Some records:
+++

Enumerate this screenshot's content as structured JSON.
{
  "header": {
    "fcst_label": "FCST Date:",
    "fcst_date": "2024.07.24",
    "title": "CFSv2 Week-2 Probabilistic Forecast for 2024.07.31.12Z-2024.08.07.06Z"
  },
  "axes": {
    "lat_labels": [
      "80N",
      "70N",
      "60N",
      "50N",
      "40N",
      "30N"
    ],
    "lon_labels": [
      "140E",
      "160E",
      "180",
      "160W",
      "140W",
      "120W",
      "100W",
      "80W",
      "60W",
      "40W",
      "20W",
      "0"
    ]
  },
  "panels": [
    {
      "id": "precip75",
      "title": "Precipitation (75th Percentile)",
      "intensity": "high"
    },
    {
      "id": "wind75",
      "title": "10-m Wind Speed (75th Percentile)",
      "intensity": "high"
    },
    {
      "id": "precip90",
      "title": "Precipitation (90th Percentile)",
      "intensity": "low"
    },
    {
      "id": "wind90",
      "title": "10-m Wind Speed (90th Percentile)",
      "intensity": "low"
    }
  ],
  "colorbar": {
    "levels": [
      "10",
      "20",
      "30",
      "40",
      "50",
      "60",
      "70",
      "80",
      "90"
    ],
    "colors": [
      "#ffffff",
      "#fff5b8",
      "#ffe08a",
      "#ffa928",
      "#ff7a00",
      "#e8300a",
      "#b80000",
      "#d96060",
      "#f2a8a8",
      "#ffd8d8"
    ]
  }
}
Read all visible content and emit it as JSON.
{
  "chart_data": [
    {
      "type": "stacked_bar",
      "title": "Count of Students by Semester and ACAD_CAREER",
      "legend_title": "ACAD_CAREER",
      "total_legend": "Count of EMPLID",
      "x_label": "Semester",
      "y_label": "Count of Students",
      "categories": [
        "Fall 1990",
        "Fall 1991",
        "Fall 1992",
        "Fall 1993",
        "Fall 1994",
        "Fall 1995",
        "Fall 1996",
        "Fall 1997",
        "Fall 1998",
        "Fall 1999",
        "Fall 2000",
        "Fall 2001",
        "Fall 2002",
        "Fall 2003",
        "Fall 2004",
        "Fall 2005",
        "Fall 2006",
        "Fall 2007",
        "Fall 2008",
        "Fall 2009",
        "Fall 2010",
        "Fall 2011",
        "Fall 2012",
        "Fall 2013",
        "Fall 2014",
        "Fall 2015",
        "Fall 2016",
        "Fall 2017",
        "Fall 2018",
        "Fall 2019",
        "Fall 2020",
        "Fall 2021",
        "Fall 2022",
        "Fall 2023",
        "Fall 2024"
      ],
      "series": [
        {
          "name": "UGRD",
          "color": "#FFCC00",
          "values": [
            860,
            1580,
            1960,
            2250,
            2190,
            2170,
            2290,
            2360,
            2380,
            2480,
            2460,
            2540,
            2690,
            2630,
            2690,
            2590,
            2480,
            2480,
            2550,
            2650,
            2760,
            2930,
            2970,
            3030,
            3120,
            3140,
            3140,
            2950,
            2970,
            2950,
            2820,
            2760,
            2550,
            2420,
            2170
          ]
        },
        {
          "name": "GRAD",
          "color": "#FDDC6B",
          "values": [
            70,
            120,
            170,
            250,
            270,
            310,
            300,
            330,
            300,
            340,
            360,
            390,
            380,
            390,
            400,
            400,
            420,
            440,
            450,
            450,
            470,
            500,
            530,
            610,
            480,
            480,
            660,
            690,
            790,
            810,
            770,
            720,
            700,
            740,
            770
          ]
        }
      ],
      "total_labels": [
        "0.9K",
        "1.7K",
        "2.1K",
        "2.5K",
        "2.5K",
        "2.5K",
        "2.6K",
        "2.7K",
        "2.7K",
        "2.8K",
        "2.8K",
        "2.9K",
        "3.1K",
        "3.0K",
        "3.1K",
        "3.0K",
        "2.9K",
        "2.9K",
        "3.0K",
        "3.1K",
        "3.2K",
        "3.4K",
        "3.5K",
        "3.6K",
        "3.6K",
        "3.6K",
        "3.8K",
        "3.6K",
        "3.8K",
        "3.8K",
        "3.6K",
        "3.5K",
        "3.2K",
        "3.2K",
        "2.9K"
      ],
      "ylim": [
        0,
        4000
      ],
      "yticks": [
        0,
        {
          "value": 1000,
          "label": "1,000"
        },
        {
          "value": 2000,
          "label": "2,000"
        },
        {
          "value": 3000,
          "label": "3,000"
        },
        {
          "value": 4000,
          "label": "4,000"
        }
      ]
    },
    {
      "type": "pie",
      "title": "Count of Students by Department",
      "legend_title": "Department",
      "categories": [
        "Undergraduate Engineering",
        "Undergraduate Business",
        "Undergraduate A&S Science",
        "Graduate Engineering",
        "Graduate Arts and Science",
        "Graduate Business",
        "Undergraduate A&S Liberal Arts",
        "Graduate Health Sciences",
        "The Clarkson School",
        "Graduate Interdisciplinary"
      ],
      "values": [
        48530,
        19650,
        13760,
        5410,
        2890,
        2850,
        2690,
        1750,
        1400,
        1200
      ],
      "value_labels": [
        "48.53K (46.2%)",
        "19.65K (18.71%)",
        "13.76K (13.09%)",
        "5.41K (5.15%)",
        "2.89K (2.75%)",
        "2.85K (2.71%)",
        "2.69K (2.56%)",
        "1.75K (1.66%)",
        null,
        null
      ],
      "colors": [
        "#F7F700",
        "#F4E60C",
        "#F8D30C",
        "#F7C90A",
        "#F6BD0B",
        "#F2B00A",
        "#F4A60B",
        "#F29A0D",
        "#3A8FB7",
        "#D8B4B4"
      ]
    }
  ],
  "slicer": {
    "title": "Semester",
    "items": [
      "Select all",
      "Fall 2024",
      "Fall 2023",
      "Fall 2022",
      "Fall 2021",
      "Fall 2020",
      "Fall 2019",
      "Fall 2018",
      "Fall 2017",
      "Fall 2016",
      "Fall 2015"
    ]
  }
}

+++

REQUIRED WORK: Copy out the lines that hold "Business".

ANSWER FOR THIS EXERCISE:
        "Undergraduate Business",
        "Graduate Business",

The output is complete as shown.